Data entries
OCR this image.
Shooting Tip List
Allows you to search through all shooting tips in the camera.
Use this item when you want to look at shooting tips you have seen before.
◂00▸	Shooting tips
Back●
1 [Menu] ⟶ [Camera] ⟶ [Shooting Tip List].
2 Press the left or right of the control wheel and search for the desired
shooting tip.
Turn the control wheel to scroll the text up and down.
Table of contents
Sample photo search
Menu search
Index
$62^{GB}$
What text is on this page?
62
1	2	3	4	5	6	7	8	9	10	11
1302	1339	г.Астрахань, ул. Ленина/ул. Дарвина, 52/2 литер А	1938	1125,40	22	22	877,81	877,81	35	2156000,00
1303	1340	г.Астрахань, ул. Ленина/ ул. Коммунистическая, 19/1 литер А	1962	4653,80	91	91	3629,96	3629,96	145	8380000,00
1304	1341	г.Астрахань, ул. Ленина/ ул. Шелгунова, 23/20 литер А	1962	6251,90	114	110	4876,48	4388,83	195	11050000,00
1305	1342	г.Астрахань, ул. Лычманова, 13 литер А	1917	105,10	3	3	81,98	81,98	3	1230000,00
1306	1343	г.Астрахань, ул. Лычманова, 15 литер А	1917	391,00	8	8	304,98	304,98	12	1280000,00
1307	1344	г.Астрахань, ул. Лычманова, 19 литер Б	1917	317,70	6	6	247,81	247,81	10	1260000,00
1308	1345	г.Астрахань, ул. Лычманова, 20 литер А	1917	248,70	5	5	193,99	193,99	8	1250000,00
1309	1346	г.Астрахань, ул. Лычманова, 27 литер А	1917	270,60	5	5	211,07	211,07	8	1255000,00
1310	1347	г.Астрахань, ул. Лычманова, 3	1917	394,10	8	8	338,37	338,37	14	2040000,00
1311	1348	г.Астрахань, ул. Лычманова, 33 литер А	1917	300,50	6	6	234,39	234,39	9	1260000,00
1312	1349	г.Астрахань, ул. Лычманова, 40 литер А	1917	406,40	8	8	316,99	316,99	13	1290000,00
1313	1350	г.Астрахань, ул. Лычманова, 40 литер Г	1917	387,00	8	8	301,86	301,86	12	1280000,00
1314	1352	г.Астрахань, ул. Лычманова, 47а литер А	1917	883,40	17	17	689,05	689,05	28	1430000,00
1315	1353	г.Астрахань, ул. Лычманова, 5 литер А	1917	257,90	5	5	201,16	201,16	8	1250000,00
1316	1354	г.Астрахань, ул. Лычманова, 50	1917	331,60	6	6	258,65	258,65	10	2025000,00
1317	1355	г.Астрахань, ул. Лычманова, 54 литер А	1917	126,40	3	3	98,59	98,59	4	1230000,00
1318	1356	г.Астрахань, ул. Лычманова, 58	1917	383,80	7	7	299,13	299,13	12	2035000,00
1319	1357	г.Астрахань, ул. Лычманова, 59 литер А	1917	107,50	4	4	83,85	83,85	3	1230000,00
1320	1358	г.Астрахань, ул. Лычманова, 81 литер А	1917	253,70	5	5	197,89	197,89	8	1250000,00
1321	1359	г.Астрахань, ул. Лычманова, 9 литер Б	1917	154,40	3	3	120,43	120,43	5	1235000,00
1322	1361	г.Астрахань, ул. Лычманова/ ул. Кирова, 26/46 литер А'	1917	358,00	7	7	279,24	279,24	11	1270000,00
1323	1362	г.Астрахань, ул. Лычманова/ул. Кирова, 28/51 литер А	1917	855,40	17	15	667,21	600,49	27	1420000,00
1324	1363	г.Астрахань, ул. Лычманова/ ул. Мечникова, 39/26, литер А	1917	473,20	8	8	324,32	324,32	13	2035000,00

> _Task prompt_: Copy every line of the entries above in which "control" occurs.

> _The response_:
2 Press the left or right of the control wheel and search for the desired
Turn the control wheel to scroll the text up and down.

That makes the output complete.